● **EXERCISE MATERIALS**:
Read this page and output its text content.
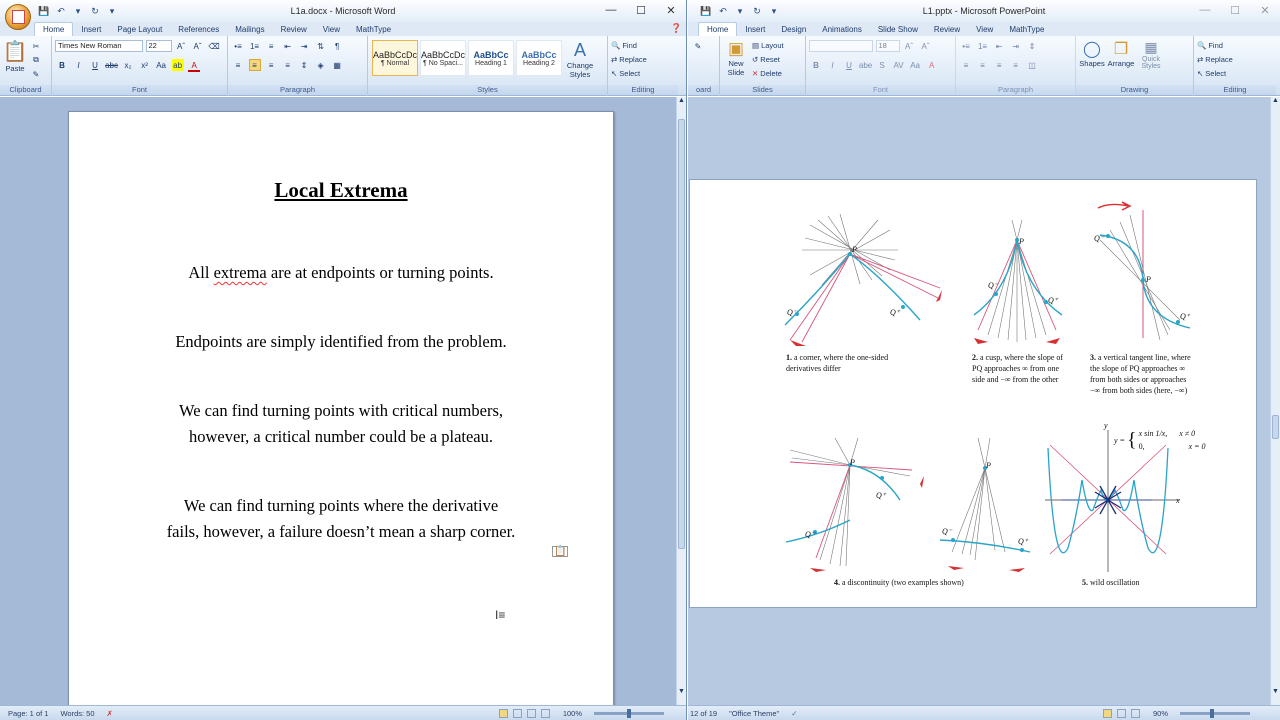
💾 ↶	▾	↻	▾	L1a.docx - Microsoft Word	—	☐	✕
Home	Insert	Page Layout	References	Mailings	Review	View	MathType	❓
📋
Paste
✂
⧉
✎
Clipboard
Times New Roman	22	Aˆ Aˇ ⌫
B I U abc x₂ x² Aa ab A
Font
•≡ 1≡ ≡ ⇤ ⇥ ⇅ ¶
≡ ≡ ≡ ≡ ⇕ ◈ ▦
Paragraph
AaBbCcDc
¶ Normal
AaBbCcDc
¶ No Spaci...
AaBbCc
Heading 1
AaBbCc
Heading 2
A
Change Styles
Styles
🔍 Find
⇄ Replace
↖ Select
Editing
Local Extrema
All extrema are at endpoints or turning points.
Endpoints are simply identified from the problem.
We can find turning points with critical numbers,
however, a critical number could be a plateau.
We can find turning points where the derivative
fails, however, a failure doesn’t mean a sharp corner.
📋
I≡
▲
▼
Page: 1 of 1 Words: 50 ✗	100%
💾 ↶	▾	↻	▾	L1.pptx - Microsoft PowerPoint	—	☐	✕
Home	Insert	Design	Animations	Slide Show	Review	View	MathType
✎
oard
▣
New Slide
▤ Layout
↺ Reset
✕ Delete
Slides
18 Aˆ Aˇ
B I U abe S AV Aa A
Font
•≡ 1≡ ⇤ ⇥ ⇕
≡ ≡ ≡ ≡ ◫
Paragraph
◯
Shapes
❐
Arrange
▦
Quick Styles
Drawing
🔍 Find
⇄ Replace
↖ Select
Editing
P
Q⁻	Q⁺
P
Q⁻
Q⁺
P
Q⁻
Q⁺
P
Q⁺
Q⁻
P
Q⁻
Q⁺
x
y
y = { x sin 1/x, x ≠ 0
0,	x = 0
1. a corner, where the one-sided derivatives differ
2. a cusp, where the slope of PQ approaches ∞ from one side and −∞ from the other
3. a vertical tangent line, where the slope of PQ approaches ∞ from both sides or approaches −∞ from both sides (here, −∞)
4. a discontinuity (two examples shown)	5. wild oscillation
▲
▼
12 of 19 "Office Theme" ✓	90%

● **TASK GOAL**: Work out how many lines in the records above contain the word "MathType", and reply with that number alone.

● **RESPONSE**: 2